** Begin **
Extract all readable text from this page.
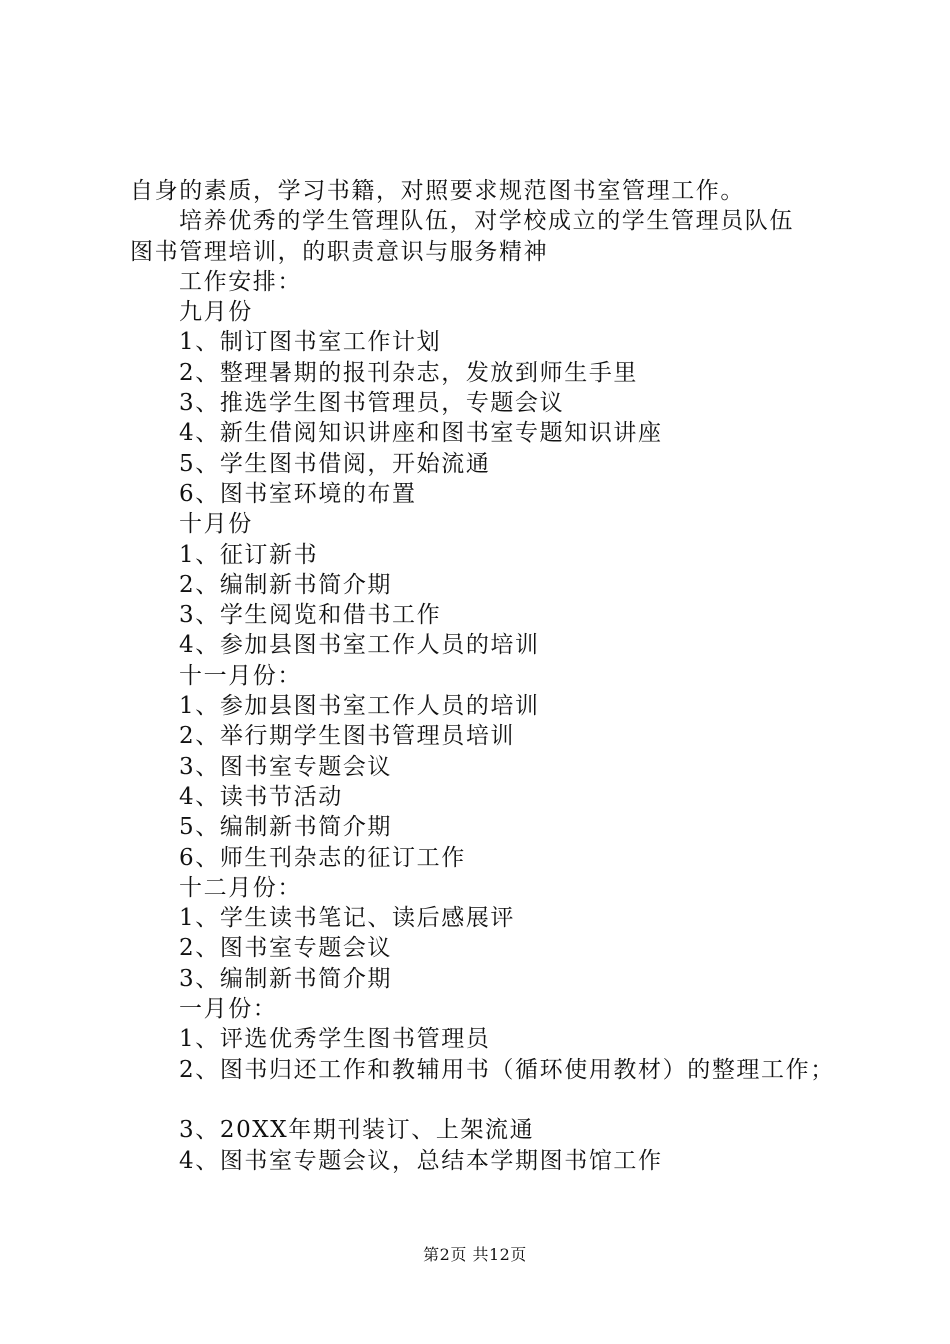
自身的素质，学习书籍，对照要求规范图书室管理工作。
培养优秀的学生管理队伍，对学校成立的学生管理员队伍
图书管理培训，的职责意识与服务精神
工作安排：
九月份
1、制订图书室工作计划
2、整理暑期的报刊杂志，发放到师生手里
3、推选学生图书管理员，专题会议
4、新生借阅知识讲座和图书室专题知识讲座
5、学生图书借阅，开始流通
6、图书室环境的布置
十月份
1、征订新书
2、编制新书简介期
3、学生阅览和借书工作
4、参加县图书室工作人员的培训
十一月份：
1、参加县图书室工作人员的培训
2、举行期学生图书管理员培训
3、图书室专题会议
4、读书节活动
5、编制新书简介期
6、师生刊杂志的征订工作
十二月份：
1、学生读书笔记、读后感展评
2、图书室专题会议
3、编制新书简介期
一月份：
1、评选优秀学生图书管理员
2、图书归还工作和教辅用书（循环使用教材）的整理工作；
3、20XX年期刊装订、上架流通
4、图书室专题会议，总结本学期图书馆工作
第2页 共12页
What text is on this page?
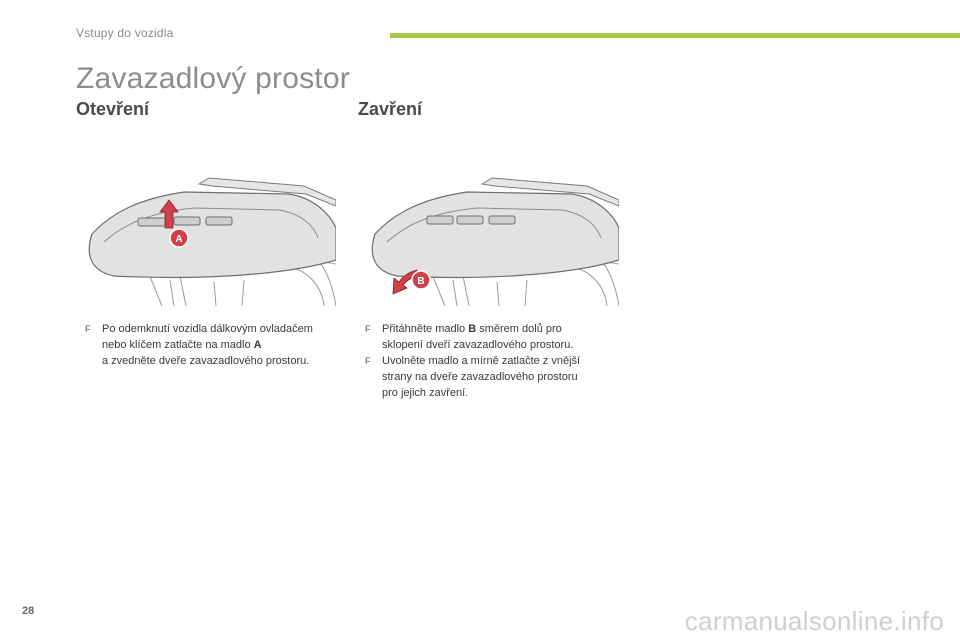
Vstupy do vozidla
Zavazadlový prostor
Otevření	Zavření
A
B
F Po odemknutí vozidla dálkovým ovladačem
nebo klíčem zatlačte na madlo A
a zvedněte dveře zavazadlového prostoru.
F Přitáhněte madlo B směrem dolů pro
sklopení dveří zavazadlového prostoru.
F Uvolněte madlo a mírně zatlačte z vnější
strany na dveře zavazadlového prostoru
pro jejich zavření.
28	carmanualsonline.info
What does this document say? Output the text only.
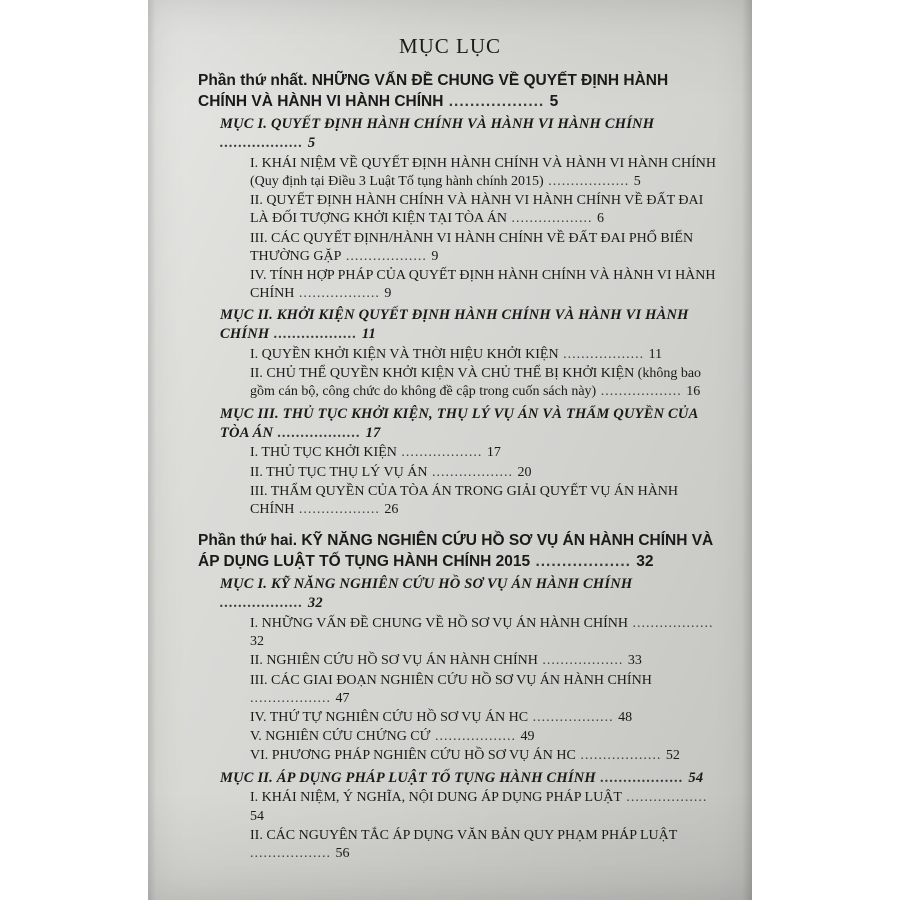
MỤC LỤC
Phần thứ nhất. NHỮNG VẤN ĐỀ CHUNG VỀ QUYẾT ĐỊNH HÀNH CHÍNH VÀ HÀNH VI HÀNH CHÍNH .................. 5
MỤC I. QUYẾT ĐỊNH HÀNH CHÍNH VÀ HÀNH VI HÀNH CHÍNH .................. 5
I. KHÁI NIỆM VỀ QUYẾT ĐỊNH HÀNH CHÍNH VÀ HÀNH VI HÀNH CHÍNH (Quy định tại Điều 3 Luật Tố tụng hành chính 2015) .................. 5
II. QUYẾT ĐỊNH HÀNH CHÍNH VÀ HÀNH VI HÀNH CHÍNH VỀ ĐẤT ĐAI LÀ ĐỐI TƯỢNG KHỞI KIỆN TẠI TÒA ÁN .................. 6
III. CÁC QUYẾT ĐỊNH/HÀNH VI HÀNH CHÍNH VỀ ĐẤT ĐAI PHỔ BIẾN THƯỜNG GẶP .................. 9
IV. TÍNH HỢP PHÁP CỦA QUYẾT ĐỊNH HÀNH CHÍNH VÀ HÀNH VI HÀNH CHÍNH .................. 9
MỤC II. KHỞI KIỆN QUYẾT ĐỊNH HÀNH CHÍNH VÀ HÀNH VI HÀNH CHÍNH .................. 11
I. QUYỀN KHỞI KIỆN VÀ THỜI HIỆU KHỞI KIỆN .................. 11
II. CHỦ THỂ QUYỀN KHỞI KIỆN VÀ CHỦ THỂ BỊ KHỞI KIỆN (không bao gồm cán bộ, công chức do không đề cập trong cuốn sách này) .................. 16
MỤC III. THỦ TỤC KHỞI KIỆN, THỤ LÝ VỤ ÁN VÀ THẨM QUYỀN CỦA TÒA ÁN .................. 17
I. THỦ TỤC KHỞI KIỆN .................. 17
II. THỦ TỤC THỤ LÝ VỤ ÁN .................. 20
III. THẨM QUYỀN CỦA TÒA ÁN TRONG GIẢI QUYẾT VỤ ÁN HÀNH CHÍNH .................. 26
Phần thứ hai. KỸ NĂNG NGHIÊN CỨU HỒ SƠ VỤ ÁN HÀNH CHÍNH VÀ ÁP DỤNG LUẬT TỐ TỤNG HÀNH CHÍNH 2015 .................. 32
MỤC I. KỸ NĂNG NGHIÊN CỨU HỒ SƠ VỤ ÁN HÀNH CHÍNH .................. 32
I. NHỮNG VẤN ĐỀ CHUNG VỀ HỒ SƠ VỤ ÁN HÀNH CHÍNH .................. 32
II. NGHIÊN CỨU HỒ SƠ VỤ ÁN HÀNH CHÍNH .................. 33
III. CÁC GIAI ĐOẠN NGHIÊN CỨU HỒ SƠ VỤ ÁN HÀNH CHÍNH .................. 47
IV. THỨ TỰ NGHIÊN CỨU HỒ SƠ VỤ ÁN HC .................. 48
V. NGHIÊN CỨU CHỨNG CỨ .................. 49
VI. PHƯƠNG PHÁP NGHIÊN CỨU HỒ SƠ VỤ ÁN HC .................. 52
MỤC II. ÁP DỤNG PHÁP LUẬT TỐ TỤNG HÀNH CHÍNH .................. 54
I. KHÁI NIỆM, Ý NGHĨA, NỘI DUNG ÁP DỤNG PHÁP LUẬT .................. 54
II. CÁC NGUYÊN TẮC ÁP DỤNG VĂN BẢN QUY PHẠM PHÁP LUẬT .................. 56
** End **
TASK STATEMENT — Images in the records should not be copied. Repeat all the rest exactly.

OUTPUT FOR THIS TASK —
Extract all readable text from this page.
自身的素质，学习书籍，对照要求规范图书室管理工作。
培养优秀的学生管理队伍，对学校成立的学生管理员队伍
图书管理培训，的职责意识与服务精神
工作安排：
九月份
1、制订图书室工作计划
2、整理暑期的报刊杂志，发放到师生手里
3、推选学生图书管理员，专题会议
4、新生借阅知识讲座和图书室专题知识讲座
5、学生图书借阅，开始流通
6、图书室环境的布置
十月份
1、征订新书
2、编制新书简介期
3、学生阅览和借书工作
4、参加县图书室工作人员的培训
十一月份：
1、参加县图书室工作人员的培训
2、举行期学生图书管理员培训
3、图书室专题会议
4、读书节活动
5、编制新书简介期
6、师生刊杂志的征订工作
十二月份：
1、学生读书笔记、读后感展评
2、图书室专题会议
3、编制新书简介期
一月份：
1、评选优秀学生图书管理员
2、图书归还工作和教辅用书（循环使用教材）的整理工作；
3、20XX年期刊装订、上架流通
4、图书室专题会议，总结本学期图书馆工作
第2页 共12页
What text is on this page?
Vstupy do vozidla
Zavazadlový prostor
Otevření	Zavření
A
B
F Po odemknutí vozidla dálkovým ovladačem
nebo klíčem zatlačte na madlo A
a zvedněte dveře zavazadlového prostoru.
F Přitáhněte madlo B směrem dolů pro
sklopení dveří zavazadlového prostoru.
F Uvolněte madlo a mírně zatlačte z vnější
strany na dveře zavazadlového prostoru
pro jejich zavření.
28	carmanualsonline.info
What does this document say? Output the text only.
MỤC LỤC
Phần thứ nhất. NHỮNG VẤN ĐỀ CHUNG VỀ QUYẾT ĐỊNH HÀNH CHÍNH VÀ HÀNH VI HÀNH CHÍNH .................. 5
MỤC I. QUYẾT ĐỊNH HÀNH CHÍNH VÀ HÀNH VI HÀNH CHÍNH .................. 5
I. KHÁI NIỆM VỀ QUYẾT ĐỊNH HÀNH CHÍNH VÀ HÀNH VI HÀNH CHÍNH (Quy định tại Điều 3 Luật Tố tụng hành chính 2015) .................. 5
II. QUYẾT ĐỊNH HÀNH CHÍNH VÀ HÀNH VI HÀNH CHÍNH VỀ ĐẤT ĐAI LÀ ĐỐI TƯỢNG KHỞI KIỆN TẠI TÒA ÁN .................. 6
III. CÁC QUYẾT ĐỊNH/HÀNH VI HÀNH CHÍNH VỀ ĐẤT ĐAI PHỔ BIẾN THƯỜNG GẶP .................. 9
IV. TÍNH HỢP PHÁP CỦA QUYẾT ĐỊNH HÀNH CHÍNH VÀ HÀNH VI HÀNH CHÍNH .................. 9
MỤC II. KHỞI KIỆN QUYẾT ĐỊNH HÀNH CHÍNH VÀ HÀNH VI HÀNH CHÍNH .................. 11
I. QUYỀN KHỞI KIỆN VÀ THỜI HIỆU KHỞI KIỆN .................. 11
II. CHỦ THỂ QUYỀN KHỞI KIỆN VÀ CHỦ THỂ BỊ KHỞI KIỆN (không bao gồm cán bộ, công chức do không đề cập trong cuốn sách này) .................. 16
MỤC III. THỦ TỤC KHỞI KIỆN, THỤ LÝ VỤ ÁN VÀ THẨM QUYỀN CỦA TÒA ÁN .................. 17
I. THỦ TỤC KHỞI KIỆN .................. 17
II. THỦ TỤC THỤ LÝ VỤ ÁN .................. 20
III. THẨM QUYỀN CỦA TÒA ÁN TRONG GIẢI QUYẾT VỤ ÁN HÀNH CHÍNH .................. 26
Phần thứ hai. KỸ NĂNG NGHIÊN CỨU HỒ SƠ VỤ ÁN HÀNH CHÍNH VÀ ÁP DỤNG LUẬT TỐ TỤNG HÀNH CHÍNH 2015 .................. 32
MỤC I. KỸ NĂNG NGHIÊN CỨU HỒ SƠ VỤ ÁN HÀNH CHÍNH .................. 32
I. NHỮNG VẤN ĐỀ CHUNG VỀ HỒ SƠ VỤ ÁN HÀNH CHÍNH .................. 32
II. NGHIÊN CỨU HỒ SƠ VỤ ÁN HÀNH CHÍNH .................. 33
III. CÁC GIAI ĐOẠN NGHIÊN CỨU HỒ SƠ VỤ ÁN HÀNH CHÍNH .................. 47
IV. THỨ TỰ NGHIÊN CỨU HỒ SƠ VỤ ÁN HC .................. 48
V. NGHIÊN CỨU CHỨNG CỨ .................. 49
VI. PHƯƠNG PHÁP NGHIÊN CỨU HỒ SƠ VỤ ÁN HC .................. 52
MỤC II. ÁP DỤNG PHÁP LUẬT TỐ TỤNG HÀNH CHÍNH .................. 54
I. KHÁI NIỆM, Ý NGHĨA, NỘI DUNG ÁP DỤNG PHÁP LUẬT .................. 54
II. CÁC NGUYÊN TẮC ÁP DỤNG VĂN BẢN QUY PHẠM PHÁP LUẬT .................. 56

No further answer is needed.